━━━━━ DATASET CONTENT

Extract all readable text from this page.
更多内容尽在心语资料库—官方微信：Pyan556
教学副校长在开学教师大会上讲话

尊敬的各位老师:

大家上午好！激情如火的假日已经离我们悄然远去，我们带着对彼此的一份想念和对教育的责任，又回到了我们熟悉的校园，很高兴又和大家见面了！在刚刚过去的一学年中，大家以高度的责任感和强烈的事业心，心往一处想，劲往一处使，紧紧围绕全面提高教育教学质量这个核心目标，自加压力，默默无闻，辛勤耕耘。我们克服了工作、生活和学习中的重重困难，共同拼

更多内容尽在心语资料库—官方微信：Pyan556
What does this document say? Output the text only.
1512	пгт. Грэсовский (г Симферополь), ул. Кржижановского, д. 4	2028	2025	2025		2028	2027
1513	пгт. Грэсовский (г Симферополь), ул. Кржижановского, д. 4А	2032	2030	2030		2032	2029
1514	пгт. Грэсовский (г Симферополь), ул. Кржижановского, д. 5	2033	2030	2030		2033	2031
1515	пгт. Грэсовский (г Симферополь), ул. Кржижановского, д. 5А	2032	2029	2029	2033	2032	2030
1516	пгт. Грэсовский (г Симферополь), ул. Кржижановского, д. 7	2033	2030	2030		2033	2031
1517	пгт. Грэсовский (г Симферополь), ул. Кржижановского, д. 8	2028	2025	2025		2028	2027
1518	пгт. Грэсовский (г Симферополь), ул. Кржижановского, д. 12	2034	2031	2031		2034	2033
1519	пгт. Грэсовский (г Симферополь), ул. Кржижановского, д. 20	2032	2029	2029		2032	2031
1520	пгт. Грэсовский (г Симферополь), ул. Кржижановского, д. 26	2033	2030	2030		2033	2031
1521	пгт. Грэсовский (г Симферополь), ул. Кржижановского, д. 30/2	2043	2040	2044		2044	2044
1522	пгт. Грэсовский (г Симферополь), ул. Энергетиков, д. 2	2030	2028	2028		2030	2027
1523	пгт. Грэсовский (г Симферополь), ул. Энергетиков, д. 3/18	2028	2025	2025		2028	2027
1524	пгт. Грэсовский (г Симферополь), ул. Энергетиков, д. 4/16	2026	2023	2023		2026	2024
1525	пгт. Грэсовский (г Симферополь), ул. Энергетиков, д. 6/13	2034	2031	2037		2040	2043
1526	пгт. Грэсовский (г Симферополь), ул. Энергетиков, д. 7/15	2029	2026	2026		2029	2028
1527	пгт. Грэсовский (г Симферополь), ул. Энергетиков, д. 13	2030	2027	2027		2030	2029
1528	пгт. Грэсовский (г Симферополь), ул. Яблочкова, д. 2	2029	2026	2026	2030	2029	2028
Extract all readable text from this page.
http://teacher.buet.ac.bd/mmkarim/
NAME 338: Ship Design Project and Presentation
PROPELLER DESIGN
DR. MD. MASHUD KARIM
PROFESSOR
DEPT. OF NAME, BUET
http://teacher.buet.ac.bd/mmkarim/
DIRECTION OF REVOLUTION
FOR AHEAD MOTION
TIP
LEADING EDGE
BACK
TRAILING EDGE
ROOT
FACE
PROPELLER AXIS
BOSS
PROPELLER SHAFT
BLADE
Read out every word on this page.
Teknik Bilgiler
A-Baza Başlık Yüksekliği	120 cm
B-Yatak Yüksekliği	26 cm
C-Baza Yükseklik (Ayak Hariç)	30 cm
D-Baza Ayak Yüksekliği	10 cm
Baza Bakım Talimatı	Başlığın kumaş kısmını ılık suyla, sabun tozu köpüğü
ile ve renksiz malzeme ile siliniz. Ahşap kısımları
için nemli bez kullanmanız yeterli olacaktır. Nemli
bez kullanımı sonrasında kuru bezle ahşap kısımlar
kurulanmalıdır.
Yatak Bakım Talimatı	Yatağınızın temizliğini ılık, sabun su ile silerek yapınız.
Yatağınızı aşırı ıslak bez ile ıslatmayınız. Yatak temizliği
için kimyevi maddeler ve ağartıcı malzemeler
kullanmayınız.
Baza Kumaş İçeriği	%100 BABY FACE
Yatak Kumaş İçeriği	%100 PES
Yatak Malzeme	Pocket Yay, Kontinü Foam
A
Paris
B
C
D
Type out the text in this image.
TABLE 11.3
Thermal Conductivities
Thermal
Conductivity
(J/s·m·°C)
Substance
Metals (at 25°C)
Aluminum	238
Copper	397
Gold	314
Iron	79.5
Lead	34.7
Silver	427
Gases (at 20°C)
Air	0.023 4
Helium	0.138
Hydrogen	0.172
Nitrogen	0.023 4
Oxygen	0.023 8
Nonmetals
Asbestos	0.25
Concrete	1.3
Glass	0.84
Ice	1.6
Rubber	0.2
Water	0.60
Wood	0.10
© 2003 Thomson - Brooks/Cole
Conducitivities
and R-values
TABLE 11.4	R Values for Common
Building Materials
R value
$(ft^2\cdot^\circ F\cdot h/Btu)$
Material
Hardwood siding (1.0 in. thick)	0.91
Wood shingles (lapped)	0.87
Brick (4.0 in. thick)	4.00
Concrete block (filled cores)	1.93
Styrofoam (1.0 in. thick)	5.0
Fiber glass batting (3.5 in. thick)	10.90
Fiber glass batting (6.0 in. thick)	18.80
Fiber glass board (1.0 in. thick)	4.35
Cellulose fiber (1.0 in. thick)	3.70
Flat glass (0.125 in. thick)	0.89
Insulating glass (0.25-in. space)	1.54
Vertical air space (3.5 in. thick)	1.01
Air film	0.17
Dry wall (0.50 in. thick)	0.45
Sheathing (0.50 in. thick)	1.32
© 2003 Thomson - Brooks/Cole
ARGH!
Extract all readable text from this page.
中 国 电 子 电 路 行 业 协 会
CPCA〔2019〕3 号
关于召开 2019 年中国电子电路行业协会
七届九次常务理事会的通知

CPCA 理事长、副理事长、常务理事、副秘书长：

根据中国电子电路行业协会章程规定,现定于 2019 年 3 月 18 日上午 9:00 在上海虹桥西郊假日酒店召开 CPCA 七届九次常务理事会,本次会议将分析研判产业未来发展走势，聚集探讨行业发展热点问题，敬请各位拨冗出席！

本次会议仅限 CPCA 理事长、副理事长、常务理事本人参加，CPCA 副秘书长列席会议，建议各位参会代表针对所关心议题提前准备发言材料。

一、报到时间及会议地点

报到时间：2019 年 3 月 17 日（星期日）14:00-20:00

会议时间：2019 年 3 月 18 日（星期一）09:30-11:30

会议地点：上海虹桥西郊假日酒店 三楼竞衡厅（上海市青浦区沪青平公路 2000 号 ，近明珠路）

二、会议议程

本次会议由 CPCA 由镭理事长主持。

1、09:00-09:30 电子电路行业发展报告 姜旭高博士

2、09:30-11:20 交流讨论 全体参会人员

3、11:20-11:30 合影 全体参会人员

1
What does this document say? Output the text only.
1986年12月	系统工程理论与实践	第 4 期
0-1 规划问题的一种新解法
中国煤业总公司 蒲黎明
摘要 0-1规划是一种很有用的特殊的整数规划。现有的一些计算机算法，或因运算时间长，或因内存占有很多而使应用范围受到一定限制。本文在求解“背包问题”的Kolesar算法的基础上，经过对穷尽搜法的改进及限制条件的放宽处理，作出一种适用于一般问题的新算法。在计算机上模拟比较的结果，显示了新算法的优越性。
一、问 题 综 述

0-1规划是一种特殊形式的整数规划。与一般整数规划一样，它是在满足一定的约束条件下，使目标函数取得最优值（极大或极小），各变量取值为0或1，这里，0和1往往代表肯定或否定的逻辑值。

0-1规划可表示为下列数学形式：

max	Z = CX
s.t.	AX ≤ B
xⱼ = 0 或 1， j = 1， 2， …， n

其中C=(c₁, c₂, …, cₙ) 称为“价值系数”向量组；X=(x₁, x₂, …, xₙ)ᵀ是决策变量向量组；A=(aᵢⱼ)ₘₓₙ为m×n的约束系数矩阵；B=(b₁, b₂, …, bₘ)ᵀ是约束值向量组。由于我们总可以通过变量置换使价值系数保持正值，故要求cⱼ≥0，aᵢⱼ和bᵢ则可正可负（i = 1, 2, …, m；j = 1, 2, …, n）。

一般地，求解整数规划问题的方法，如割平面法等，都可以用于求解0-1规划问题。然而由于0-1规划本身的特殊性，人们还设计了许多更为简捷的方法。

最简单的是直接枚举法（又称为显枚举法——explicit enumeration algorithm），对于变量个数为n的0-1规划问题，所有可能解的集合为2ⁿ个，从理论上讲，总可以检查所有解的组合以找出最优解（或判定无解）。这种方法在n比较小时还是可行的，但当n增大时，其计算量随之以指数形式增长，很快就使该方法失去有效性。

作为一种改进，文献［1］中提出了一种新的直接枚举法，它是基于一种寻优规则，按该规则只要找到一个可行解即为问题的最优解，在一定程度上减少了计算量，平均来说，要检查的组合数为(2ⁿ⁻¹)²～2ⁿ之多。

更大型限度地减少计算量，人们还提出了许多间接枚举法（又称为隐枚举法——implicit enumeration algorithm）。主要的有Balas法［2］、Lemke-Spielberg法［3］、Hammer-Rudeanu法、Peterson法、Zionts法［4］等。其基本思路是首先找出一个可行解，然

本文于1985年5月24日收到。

━━━━━━━━━━

TASK PROMPT » Within the data above, pick out all lines holding the word "副理事长".

FINISHED ANSWER »
CPCA 理事长、副理事长、常务理事、副秘书长：
本次会议仅限 CPCA 理事长、副理事长、常务理事本人参加，CPCA 副秘书长列席会议，建议各位参会代表针对所关心议题提前准备发言材料。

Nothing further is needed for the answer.